(Data records)

»»

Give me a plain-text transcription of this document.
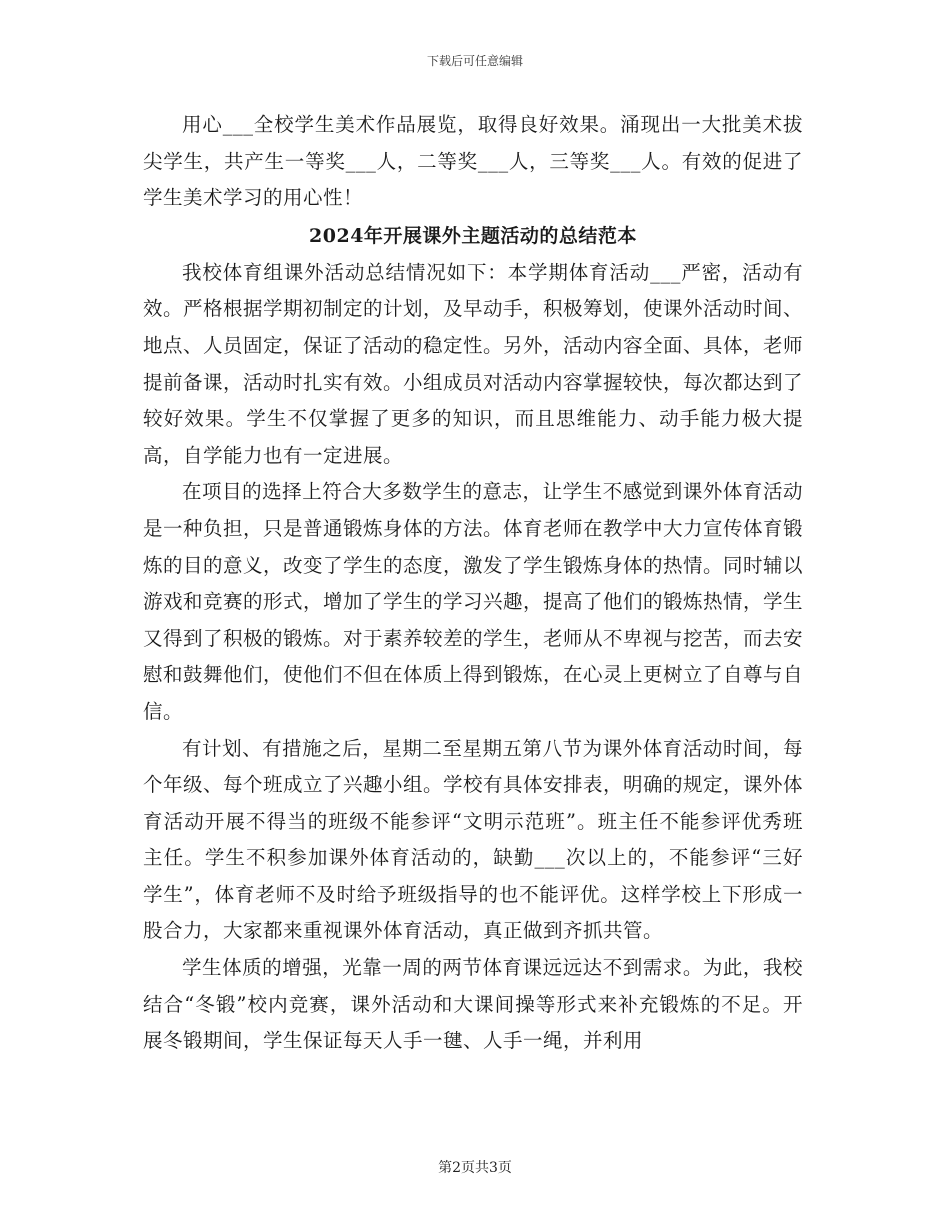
下载后可任意编辑

用心___全校学生美术作品展览，取得良好效果。涌现出一大批美术拔尖学生，共产生一等奖___人，二等奖___人，三等奖___人。有效的促进了学生美术学习的用心性！

2024年开展课外主题活动的总结范本

我校体育组课外活动总结情况如下：本学期体育活动___严密，活动有效。严格根据学期初制定的计划，及早动手，积极筹划，使课外活动时间、地点、人员固定，保证了活动的稳定性。另外，活动内容全面、具体，老师提前备课，活动时扎实有效。小组成员对活动内容掌握较快，每次都达到了较好效果。学生不仅掌握了更多的知识，而且思维能力、动手能力极大提高，自学能力也有一定进展。

在项目的选择上符合大多数学生的意志，让学生不感觉到课外体育活动是一种负担，只是普通锻炼身体的方法。体育老师在教学中大力宣传体育锻炼的目的意义，改变了学生的态度，激发了学生锻炼身体的热情。同时辅以游戏和竞赛的形式，增加了学生的学习兴趣，提高了他们的锻炼热情，学生又得到了积极的锻炼。对于素养较差的学生，老师从不卑视与挖苦，而去安慰和鼓舞他们，使他们不但在体质上得到锻炼，在心灵上更树立了自尊与自信。

有计划、有措施之后，星期二至星期五第八节为课外体育活动时间，每个年级、每个班成立了兴趣小组。学校有具体安排表，明确的规定，课外体育活动开展不得当的班级不能参评“文明示范班”。班主任不能参评优秀班主任。学生不积参加课外体育活动的，缺勤___次以上的，不能参评“三好学生”，体育老师不及时给予班级指导的也不能评优。这样学校上下形成一股合力，大家都来重视课外体育活动，真正做到齐抓共管。

学生体质的增强，光靠一周的两节体育课远远达不到需求。为此，我校结合“冬锻”校内竞赛，课外活动和大课间操等形式来补充锻炼的不足。开展冬锻期间，学生保证每天人手一毽、人手一绳，并利用

第2页共3页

««

Task: Quote the entries in full. Any image among them is to be omitted from the copy.

Completed task:
Give me a plain-text transcription of this document.
下载后可任意编辑

用心___全校学生美术作品展览，取得良好效果。涌现出一大批美术拔尖学生，共产生一等奖___人，二等奖___人，三等奖___人。有效的促进了学生美术学习的用心性！

2024年开展课外主题活动的总结范本

我校体育组课外活动总结情况如下：本学期体育活动___严密，活动有效。严格根据学期初制定的计划，及早动手，积极筹划，使课外活动时间、地点、人员固定，保证了活动的稳定性。另外，活动内容全面、具体，老师提前备课，活动时扎实有效。小组成员对活动内容掌握较快，每次都达到了较好效果。学生不仅掌握了更多的知识，而且思维能力、动手能力极大提高，自学能力也有一定进展。

在项目的选择上符合大多数学生的意志，让学生不感觉到课外体育活动是一种负担，只是普通锻炼身体的方法。体育老师在教学中大力宣传体育锻炼的目的意义，改变了学生的态度，激发了学生锻炼身体的热情。同时辅以游戏和竞赛的形式，增加了学生的学习兴趣，提高了他们的锻炼热情，学生又得到了积极的锻炼。对于素养较差的学生，老师从不卑视与挖苦，而去安慰和鼓舞他们，使他们不但在体质上得到锻炼，在心灵上更树立了自尊与自信。

有计划、有措施之后，星期二至星期五第八节为课外体育活动时间，每个年级、每个班成立了兴趣小组。学校有具体安排表，明确的规定，课外体育活动开展不得当的班级不能参评“文明示范班”。班主任不能参评优秀班主任。学生不积参加课外体育活动的，缺勤___次以上的，不能参评“三好学生”，体育老师不及时给予班级指导的也不能评优。这样学校上下形成一股合力，大家都来重视课外体育活动，真正做到齐抓共管。

学生体质的增强，光靠一周的两节体育课远远达不到需求。为此，我校结合“冬锻”校内竞赛，课外活动和大课间操等形式来补充锻炼的不足。开展冬锻期间，学生保证每天人手一毽、人手一绳，并利用

第2页共3页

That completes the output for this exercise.